━━ Information shown
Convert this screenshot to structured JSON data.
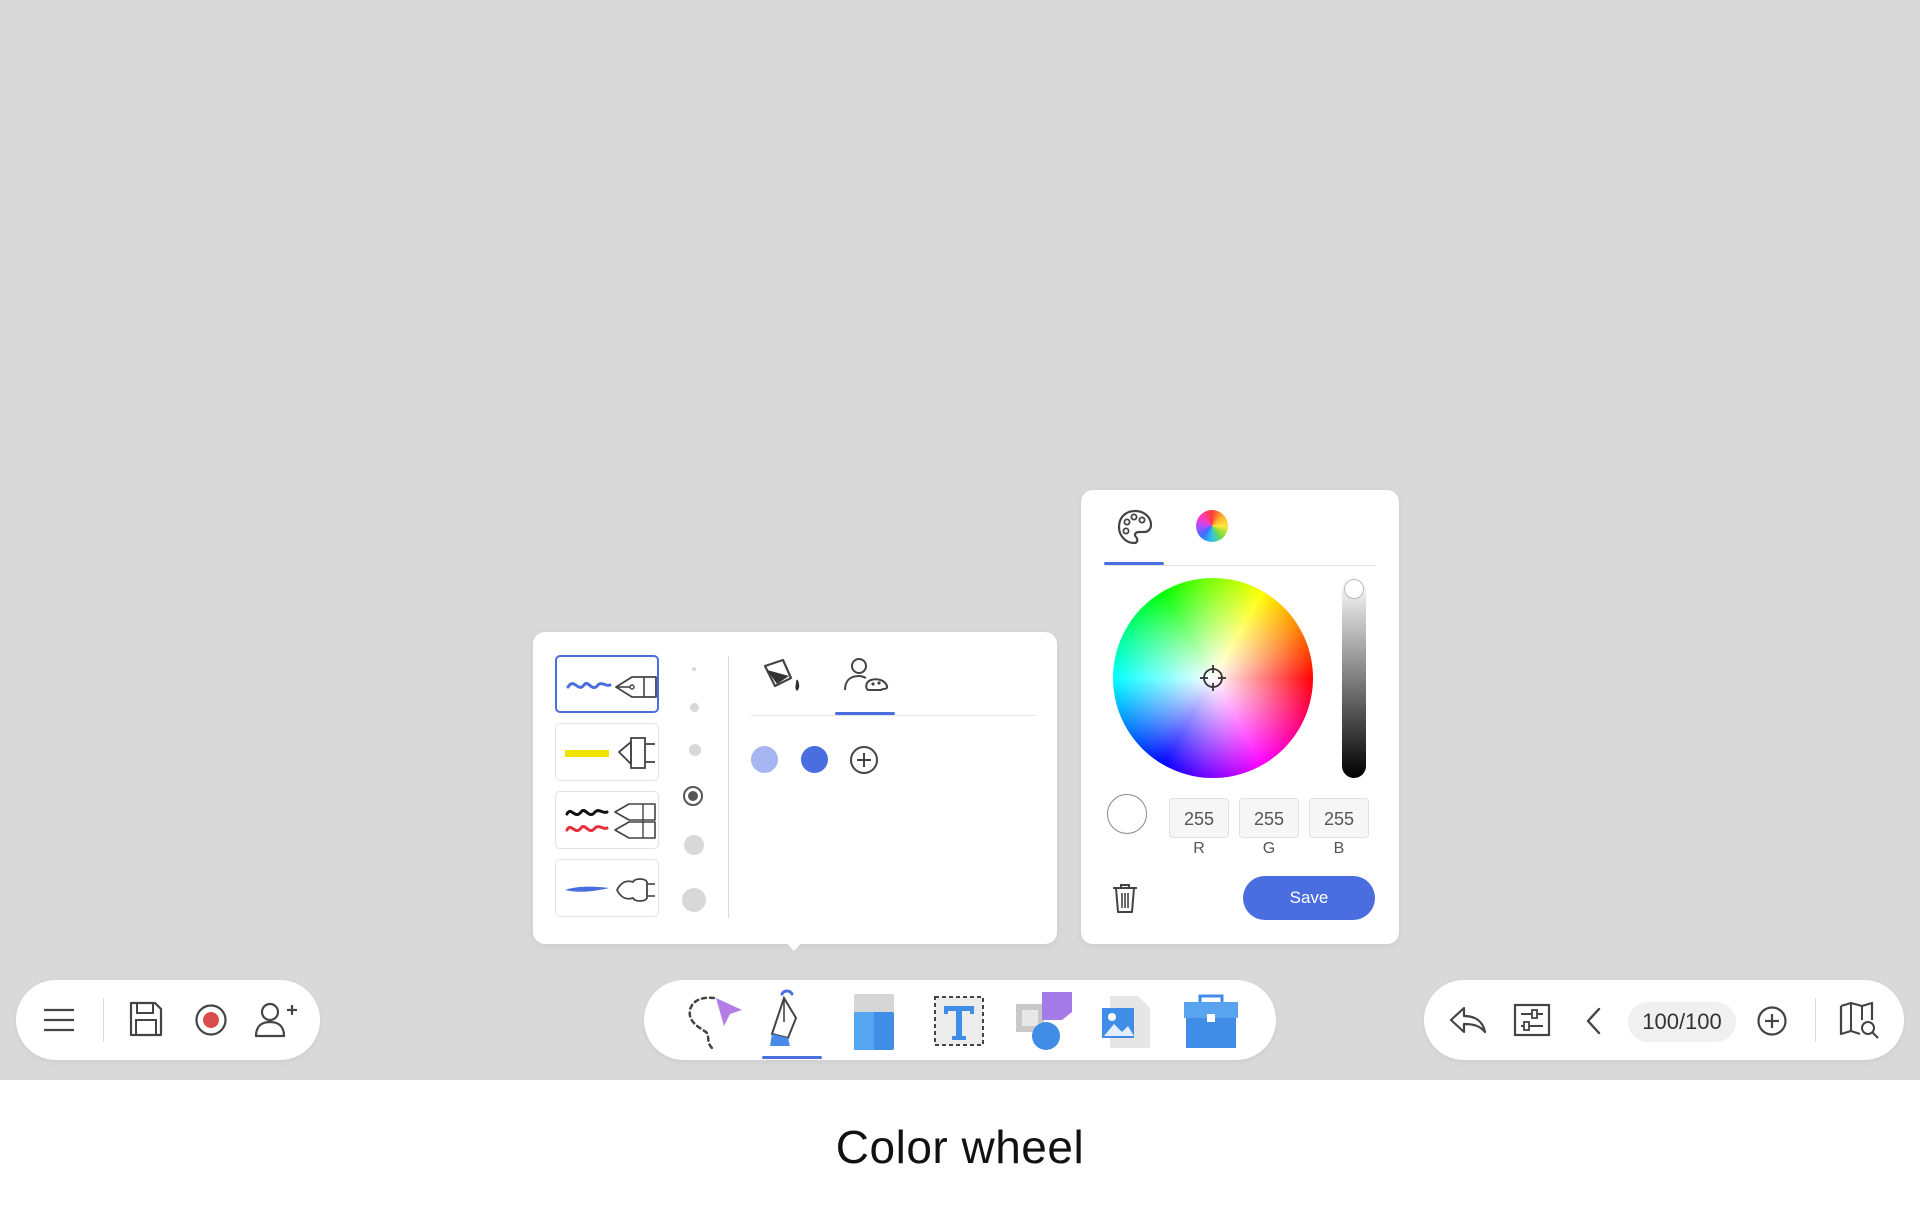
{
  "app": {
    "caption": "Color wheel"
  },
  "left_toolbar": {
    "items": [
      {
        "name": "menu",
        "icon": "hamburger-menu-icon"
      },
      {
        "name": "save",
        "icon": "floppy-disk-icon"
      },
      {
        "name": "record",
        "icon": "record-icon"
      },
      {
        "name": "invite",
        "icon": "add-user-icon"
      }
    ],
    "record_color": "#d94c4c"
  },
  "center_toolbar": {
    "tools": [
      {
        "name": "select",
        "icon": "lasso-select-icon"
      },
      {
        "name": "pen",
        "icon": "pen-icon",
        "active": true
      },
      {
        "name": "eraser",
        "icon": "eraser-icon"
      },
      {
        "name": "text",
        "icon": "text-icon"
      },
      {
        "name": "shapes",
        "icon": "shapes-icon"
      },
      {
        "name": "image",
        "icon": "image-icon"
      },
      {
        "name": "toolbox",
        "icon": "toolbox-icon"
      }
    ]
  },
  "right_toolbar": {
    "page_counter": "100/100",
    "items": [
      {
        "name": "undo",
        "icon": "undo-arrow-icon"
      },
      {
        "name": "settings",
        "icon": "sliders-icon"
      },
      {
        "name": "previous-page",
        "icon": "chevron-left-icon"
      },
      {
        "name": "add-page",
        "icon": "plus-circle-icon"
      },
      {
        "name": "map",
        "icon": "map-zoom-icon"
      }
    ]
  },
  "pen_panel": {
    "pen_types": [
      {
        "name": "ballpoint",
        "icon": "ballpoint-pen-icon",
        "stroke_color": "#4a6ee0",
        "active": true
      },
      {
        "name": "highlighter",
        "icon": "highlighter-icon",
        "stroke_color": "#f2e400"
      },
      {
        "name": "dual-color",
        "icon": "dual-pen-icon",
        "stroke_colors": [
          "#111111",
          "#e8303a"
        ]
      },
      {
        "name": "brush",
        "icon": "brush-pen-icon",
        "stroke_color": "#4a6ee0"
      }
    ],
    "sizes": [
      "xs",
      "s",
      "m",
      "l",
      "xl",
      "xxl"
    ],
    "selected_size": "l",
    "tabs": [
      {
        "name": "fill",
        "icon": "paint-bucket-icon"
      },
      {
        "name": "custom-colors",
        "icon": "user-palette-icon",
        "active": true
      }
    ],
    "swatches": [
      "#a6b6f2",
      "#4a6ee0"
    ],
    "add_swatch_icon": "plus-circle-icon"
  },
  "color_picker": {
    "tabs": [
      {
        "name": "palette",
        "icon": "palette-icon",
        "active": true
      },
      {
        "name": "wheel",
        "icon": "color-wheel-icon"
      }
    ],
    "r": "255",
    "g": "255",
    "b": "255",
    "r_label": "R",
    "g_label": "G",
    "b_label": "B",
    "save_label": "Save",
    "preview_color": "#ffffff",
    "accent": "#4a6ee0"
  }
}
━━━━
*Task brief*. Quote the data above in full, leaving out the pictures it holds.

*Solution below*.
Convert this screenshot to structured JSON data.
{
  "app": {
    "caption": "Color wheel"
  },
  "left_toolbar": {
    "items": [
      {
        "name": "menu",
        "icon": "hamburger-menu-icon"
      },
      {
        "name": "save",
        "icon": "floppy-disk-icon"
      },
      {
        "name": "record",
        "icon": "record-icon"
      },
      {
        "name": "invite",
        "icon": "add-user-icon"
      }
    ],
    "record_color": "#d94c4c"
  },
  "center_toolbar": {
    "tools": [
      {
        "name": "select",
        "icon": "lasso-select-icon"
      },
      {
        "name": "pen",
        "icon": "pen-icon",
        "active": true
      },
      {
        "name": "eraser",
        "icon": "eraser-icon"
      },
      {
        "name": "text",
        "icon": "text-icon"
      },
      {
        "name": "shapes",
        "icon": "shapes-icon"
      },
      {
        "name": "image",
        "icon": "image-icon"
      },
      {
        "name": "toolbox",
        "icon": "toolbox-icon"
      }
    ]
  },
  "right_toolbar": {
    "page_counter": "100/100",
    "items": [
      {
        "name": "undo",
        "icon": "undo-arrow-icon"
      },
      {
        "name": "settings",
        "icon": "sliders-icon"
      },
      {
        "name": "previous-page",
        "icon": "chevron-left-icon"
      },
      {
        "name": "add-page",
        "icon": "plus-circle-icon"
      },
      {
        "name": "map",
        "icon": "map-zoom-icon"
      }
    ]
  },
  "pen_panel": {
    "pen_types": [
      {
        "name": "ballpoint",
        "icon": "ballpoint-pen-icon",
        "stroke_color": "#4a6ee0",
        "active": true
      },
      {
        "name": "highlighter",
        "icon": "highlighter-icon",
        "stroke_color": "#f2e400"
      },
      {
        "name": "dual-color",
        "icon": "dual-pen-icon",
        "stroke_colors": [
          "#111111",
          "#e8303a"
        ]
      },
      {
        "name": "brush",
        "icon": "brush-pen-icon",
        "stroke_color": "#4a6ee0"
      }
    ],
    "sizes": [
      "xs",
      "s",
      "m",
      "l",
      "xl",
      "xxl"
    ],
    "selected_size": "l",
    "tabs": [
      {
        "name": "fill",
        "icon": "paint-bucket-icon"
      },
      {
        "name": "custom-colors",
        "icon": "user-palette-icon",
        "active": true
      }
    ],
    "swatches": [
      "#a6b6f2",
      "#4a6ee0"
    ],
    "add_swatch_icon": "plus-circle-icon"
  },
  "color_picker": {
    "tabs": [
      {
        "name": "palette",
        "icon": "palette-icon",
        "active": true
      },
      {
        "name": "wheel",
        "icon": "color-wheel-icon"
      }
    ],
    "r": "255",
    "g": "255",
    "b": "255",
    "r_label": "R",
    "g_label": "G",
    "b_label": "B",
    "save_label": "Save",
    "preview_color": "#ffffff",
    "accent": "#4a6ee0"
  }
}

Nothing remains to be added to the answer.